*** Records shown

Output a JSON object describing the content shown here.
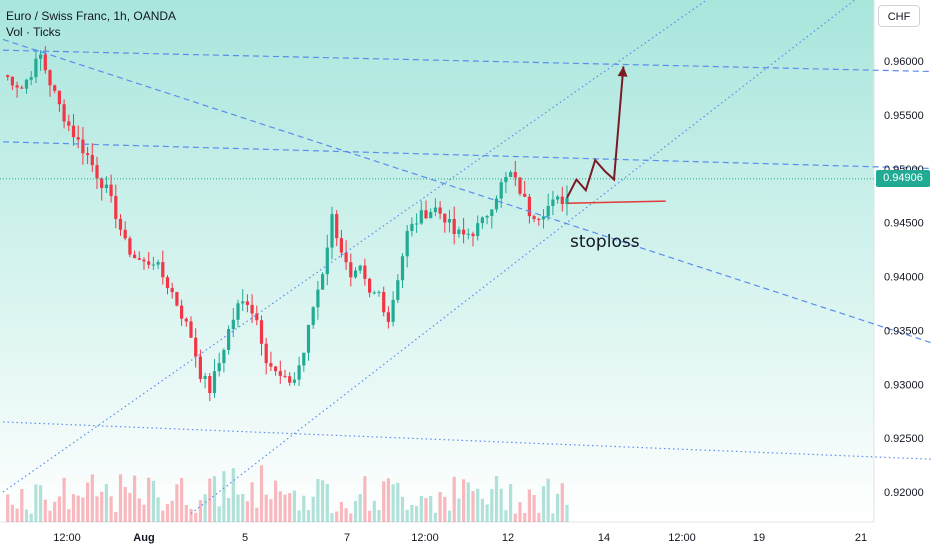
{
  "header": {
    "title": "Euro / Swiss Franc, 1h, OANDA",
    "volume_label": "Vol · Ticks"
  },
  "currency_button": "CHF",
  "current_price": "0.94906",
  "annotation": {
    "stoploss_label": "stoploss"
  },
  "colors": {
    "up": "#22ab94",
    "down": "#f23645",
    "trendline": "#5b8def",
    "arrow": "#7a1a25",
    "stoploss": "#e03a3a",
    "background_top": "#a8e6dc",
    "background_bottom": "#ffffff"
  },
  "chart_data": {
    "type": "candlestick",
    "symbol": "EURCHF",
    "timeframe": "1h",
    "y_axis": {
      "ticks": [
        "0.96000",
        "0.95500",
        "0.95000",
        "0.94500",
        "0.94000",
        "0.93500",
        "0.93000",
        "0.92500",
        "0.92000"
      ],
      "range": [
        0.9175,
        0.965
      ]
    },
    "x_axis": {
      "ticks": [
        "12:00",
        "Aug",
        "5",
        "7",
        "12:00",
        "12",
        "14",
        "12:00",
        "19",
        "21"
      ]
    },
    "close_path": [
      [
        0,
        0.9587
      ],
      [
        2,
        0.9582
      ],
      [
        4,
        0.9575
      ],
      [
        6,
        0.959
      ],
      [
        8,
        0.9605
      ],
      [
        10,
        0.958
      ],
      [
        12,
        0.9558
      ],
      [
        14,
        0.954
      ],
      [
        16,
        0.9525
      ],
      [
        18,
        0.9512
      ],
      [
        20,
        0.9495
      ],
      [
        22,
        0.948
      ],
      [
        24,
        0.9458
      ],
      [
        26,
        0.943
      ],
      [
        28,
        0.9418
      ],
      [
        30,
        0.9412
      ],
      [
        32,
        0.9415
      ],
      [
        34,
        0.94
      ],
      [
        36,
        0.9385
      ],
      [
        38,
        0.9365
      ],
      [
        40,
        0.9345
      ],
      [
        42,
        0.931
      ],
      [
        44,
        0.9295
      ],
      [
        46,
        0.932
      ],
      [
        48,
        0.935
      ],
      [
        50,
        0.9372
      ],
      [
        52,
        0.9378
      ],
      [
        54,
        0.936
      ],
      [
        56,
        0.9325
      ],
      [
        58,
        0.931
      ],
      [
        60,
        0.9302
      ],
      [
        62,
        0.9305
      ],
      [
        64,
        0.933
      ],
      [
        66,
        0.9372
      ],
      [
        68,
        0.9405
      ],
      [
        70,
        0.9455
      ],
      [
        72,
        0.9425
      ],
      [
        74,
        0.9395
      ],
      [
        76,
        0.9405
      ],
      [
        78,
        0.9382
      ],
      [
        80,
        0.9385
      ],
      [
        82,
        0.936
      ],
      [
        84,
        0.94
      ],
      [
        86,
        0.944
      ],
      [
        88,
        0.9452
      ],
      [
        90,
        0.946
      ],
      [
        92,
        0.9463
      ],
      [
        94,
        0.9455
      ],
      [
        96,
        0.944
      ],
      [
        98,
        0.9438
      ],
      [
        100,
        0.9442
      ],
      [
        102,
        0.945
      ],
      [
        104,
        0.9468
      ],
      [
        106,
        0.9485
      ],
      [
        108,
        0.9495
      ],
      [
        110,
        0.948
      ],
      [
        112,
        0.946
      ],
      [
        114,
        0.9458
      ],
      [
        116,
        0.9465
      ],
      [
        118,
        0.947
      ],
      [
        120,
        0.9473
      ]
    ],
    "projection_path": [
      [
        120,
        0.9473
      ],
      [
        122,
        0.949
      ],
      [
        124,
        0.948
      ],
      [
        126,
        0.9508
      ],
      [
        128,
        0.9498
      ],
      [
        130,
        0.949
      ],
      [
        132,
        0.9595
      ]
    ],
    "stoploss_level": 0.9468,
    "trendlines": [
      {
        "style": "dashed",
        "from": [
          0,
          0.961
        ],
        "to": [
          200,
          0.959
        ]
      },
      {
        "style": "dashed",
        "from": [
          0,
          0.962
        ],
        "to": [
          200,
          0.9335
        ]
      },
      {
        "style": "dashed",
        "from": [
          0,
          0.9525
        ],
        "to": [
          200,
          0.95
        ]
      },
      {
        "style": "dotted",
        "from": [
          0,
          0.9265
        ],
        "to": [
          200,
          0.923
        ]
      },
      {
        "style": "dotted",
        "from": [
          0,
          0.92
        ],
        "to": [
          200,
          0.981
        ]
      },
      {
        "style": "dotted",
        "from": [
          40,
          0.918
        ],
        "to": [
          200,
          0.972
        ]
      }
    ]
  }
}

******

▶ **Task goal**:
Omit the pictures. Output every record above word for word.

▶ **Complete output**:
Output a JSON object describing the content shown here.
{
  "header": {
    "title": "Euro / Swiss Franc, 1h, OANDA",
    "volume_label": "Vol · Ticks"
  },
  "currency_button": "CHF",
  "current_price": "0.94906",
  "annotation": {
    "stoploss_label": "stoploss"
  },
  "colors": {
    "up": "#22ab94",
    "down": "#f23645",
    "trendline": "#5b8def",
    "arrow": "#7a1a25",
    "stoploss": "#e03a3a",
    "background_top": "#a8e6dc",
    "background_bottom": "#ffffff"
  },
  "chart_data": {
    "type": "candlestick",
    "symbol": "EURCHF",
    "timeframe": "1h",
    "y_axis": {
      "ticks": [
        "0.96000",
        "0.95500",
        "0.95000",
        "0.94500",
        "0.94000",
        "0.93500",
        "0.93000",
        "0.92500",
        "0.92000"
      ],
      "range": [
        0.9175,
        0.965
      ]
    },
    "x_axis": {
      "ticks": [
        "12:00",
        "Aug",
        "5",
        "7",
        "12:00",
        "12",
        "14",
        "12:00",
        "19",
        "21"
      ]
    },
    "close_path": [
      [
        0,
        0.9587
      ],
      [
        2,
        0.9582
      ],
      [
        4,
        0.9575
      ],
      [
        6,
        0.959
      ],
      [
        8,
        0.9605
      ],
      [
        10,
        0.958
      ],
      [
        12,
        0.9558
      ],
      [
        14,
        0.954
      ],
      [
        16,
        0.9525
      ],
      [
        18,
        0.9512
      ],
      [
        20,
        0.9495
      ],
      [
        22,
        0.948
      ],
      [
        24,
        0.9458
      ],
      [
        26,
        0.943
      ],
      [
        28,
        0.9418
      ],
      [
        30,
        0.9412
      ],
      [
        32,
        0.9415
      ],
      [
        34,
        0.94
      ],
      [
        36,
        0.9385
      ],
      [
        38,
        0.9365
      ],
      [
        40,
        0.9345
      ],
      [
        42,
        0.931
      ],
      [
        44,
        0.9295
      ],
      [
        46,
        0.932
      ],
      [
        48,
        0.935
      ],
      [
        50,
        0.9372
      ],
      [
        52,
        0.9378
      ],
      [
        54,
        0.936
      ],
      [
        56,
        0.9325
      ],
      [
        58,
        0.931
      ],
      [
        60,
        0.9302
      ],
      [
        62,
        0.9305
      ],
      [
        64,
        0.933
      ],
      [
        66,
        0.9372
      ],
      [
        68,
        0.9405
      ],
      [
        70,
        0.9455
      ],
      [
        72,
        0.9425
      ],
      [
        74,
        0.9395
      ],
      [
        76,
        0.9405
      ],
      [
        78,
        0.9382
      ],
      [
        80,
        0.9385
      ],
      [
        82,
        0.936
      ],
      [
        84,
        0.94
      ],
      [
        86,
        0.944
      ],
      [
        88,
        0.9452
      ],
      [
        90,
        0.946
      ],
      [
        92,
        0.9463
      ],
      [
        94,
        0.9455
      ],
      [
        96,
        0.944
      ],
      [
        98,
        0.9438
      ],
      [
        100,
        0.9442
      ],
      [
        102,
        0.945
      ],
      [
        104,
        0.9468
      ],
      [
        106,
        0.9485
      ],
      [
        108,
        0.9495
      ],
      [
        110,
        0.948
      ],
      [
        112,
        0.946
      ],
      [
        114,
        0.9458
      ],
      [
        116,
        0.9465
      ],
      [
        118,
        0.947
      ],
      [
        120,
        0.9473
      ]
    ],
    "projection_path": [
      [
        120,
        0.9473
      ],
      [
        122,
        0.949
      ],
      [
        124,
        0.948
      ],
      [
        126,
        0.9508
      ],
      [
        128,
        0.9498
      ],
      [
        130,
        0.949
      ],
      [
        132,
        0.9595
      ]
    ],
    "stoploss_level": 0.9468,
    "trendlines": [
      {
        "style": "dashed",
        "from": [
          0,
          0.961
        ],
        "to": [
          200,
          0.959
        ]
      },
      {
        "style": "dashed",
        "from": [
          0,
          0.962
        ],
        "to": [
          200,
          0.9335
        ]
      },
      {
        "style": "dashed",
        "from": [
          0,
          0.9525
        ],
        "to": [
          200,
          0.95
        ]
      },
      {
        "style": "dotted",
        "from": [
          0,
          0.9265
        ],
        "to": [
          200,
          0.923
        ]
      },
      {
        "style": "dotted",
        "from": [
          0,
          0.92
        ],
        "to": [
          200,
          0.981
        ]
      },
      {
        "style": "dotted",
        "from": [
          40,
          0.918
        ],
        "to": [
          200,
          0.972
        ]
      }
    ]
  }
}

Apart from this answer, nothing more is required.